■ **Your task**: The records below are to be repeated in full, exactly as they are.

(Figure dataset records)
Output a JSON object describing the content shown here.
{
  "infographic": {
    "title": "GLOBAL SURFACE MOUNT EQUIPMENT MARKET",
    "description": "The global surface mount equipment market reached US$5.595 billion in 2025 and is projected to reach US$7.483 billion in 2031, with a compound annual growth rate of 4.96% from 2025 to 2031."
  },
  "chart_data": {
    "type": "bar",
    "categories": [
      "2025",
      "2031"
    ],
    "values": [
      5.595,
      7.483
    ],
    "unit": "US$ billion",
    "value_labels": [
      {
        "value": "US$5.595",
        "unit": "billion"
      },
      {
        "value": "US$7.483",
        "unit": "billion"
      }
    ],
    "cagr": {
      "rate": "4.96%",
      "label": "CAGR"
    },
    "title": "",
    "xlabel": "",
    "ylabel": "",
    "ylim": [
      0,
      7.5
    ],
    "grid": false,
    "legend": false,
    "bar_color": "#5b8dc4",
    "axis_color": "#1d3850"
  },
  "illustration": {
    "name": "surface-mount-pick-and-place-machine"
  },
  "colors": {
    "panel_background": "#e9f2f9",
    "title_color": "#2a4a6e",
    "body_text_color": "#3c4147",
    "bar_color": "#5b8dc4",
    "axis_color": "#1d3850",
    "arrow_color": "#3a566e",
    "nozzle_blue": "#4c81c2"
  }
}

■ **Response below**:
Output a JSON object describing the content shown here.
{
  "infographic": {
    "title": "GLOBAL SURFACE MOUNT EQUIPMENT MARKET",
    "description": "The global surface mount equipment market reached US$5.595 billion in 2025 and is projected to reach US$7.483 billion in 2031, with a compound annual growth rate of 4.96% from 2025 to 2031."
  },
  "chart_data": {
    "type": "bar",
    "categories": [
      "2025",
      "2031"
    ],
    "values": [
      5.595,
      7.483
    ],
    "unit": "US$ billion",
    "value_labels": [
      {
        "value": "US$5.595",
        "unit": "billion"
      },
      {
        "value": "US$7.483",
        "unit": "billion"
      }
    ],
    "cagr": {
      "rate": "4.96%",
      "label": "CAGR"
    },
    "title": "",
    "xlabel": "",
    "ylabel": "",
    "ylim": [
      0,
      7.5
    ],
    "grid": false,
    "legend": false,
    "bar_color": "#5b8dc4",
    "axis_color": "#1d3850"
  },
  "illustration": {
    "name": "surface-mount-pick-and-place-machine"
  },
  "colors": {
    "panel_background": "#e9f2f9",
    "title_color": "#2a4a6e",
    "body_text_color": "#3c4147",
    "bar_color": "#5b8dc4",
    "axis_color": "#1d3850",
    "arrow_color": "#3a566e",
    "nozzle_blue": "#4c81c2"
  }
}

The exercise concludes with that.